*TASK OBJECTIVE:*
Where a line holds the string "absente", return that line.

*DATA FOR THIS TASK:*
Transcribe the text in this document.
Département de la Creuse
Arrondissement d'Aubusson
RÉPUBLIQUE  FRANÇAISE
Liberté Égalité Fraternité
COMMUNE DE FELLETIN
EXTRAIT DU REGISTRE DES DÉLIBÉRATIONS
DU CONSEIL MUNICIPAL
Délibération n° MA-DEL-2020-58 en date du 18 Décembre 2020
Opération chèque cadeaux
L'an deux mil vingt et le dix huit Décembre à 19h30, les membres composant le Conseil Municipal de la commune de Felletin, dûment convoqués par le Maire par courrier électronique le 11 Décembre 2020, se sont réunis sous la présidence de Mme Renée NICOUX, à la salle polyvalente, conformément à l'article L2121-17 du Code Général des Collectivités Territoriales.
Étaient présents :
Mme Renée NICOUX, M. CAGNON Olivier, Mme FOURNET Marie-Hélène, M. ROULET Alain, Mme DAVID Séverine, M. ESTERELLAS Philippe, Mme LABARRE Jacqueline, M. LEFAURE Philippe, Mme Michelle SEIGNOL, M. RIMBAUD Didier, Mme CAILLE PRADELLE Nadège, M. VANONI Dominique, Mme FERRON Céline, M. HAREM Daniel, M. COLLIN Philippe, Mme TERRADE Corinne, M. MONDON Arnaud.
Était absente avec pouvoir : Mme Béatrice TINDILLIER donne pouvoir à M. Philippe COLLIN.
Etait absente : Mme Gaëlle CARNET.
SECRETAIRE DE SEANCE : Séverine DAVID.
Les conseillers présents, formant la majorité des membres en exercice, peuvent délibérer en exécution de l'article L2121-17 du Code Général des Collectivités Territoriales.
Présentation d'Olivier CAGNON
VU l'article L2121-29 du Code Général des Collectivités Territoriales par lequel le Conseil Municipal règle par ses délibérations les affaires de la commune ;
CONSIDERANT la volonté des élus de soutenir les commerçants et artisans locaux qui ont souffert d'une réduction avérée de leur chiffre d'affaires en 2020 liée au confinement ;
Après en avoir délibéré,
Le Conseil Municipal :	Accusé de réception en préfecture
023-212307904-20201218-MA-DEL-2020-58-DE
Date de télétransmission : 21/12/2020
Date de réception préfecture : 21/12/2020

*EXERCISE RESPONSE:*
Était absente avec pouvoir : Mme Béatrice TINDILLIER donne pouvoir à M. Philippe COLLIN.
Etait absente : Mme Gaëlle CARNET.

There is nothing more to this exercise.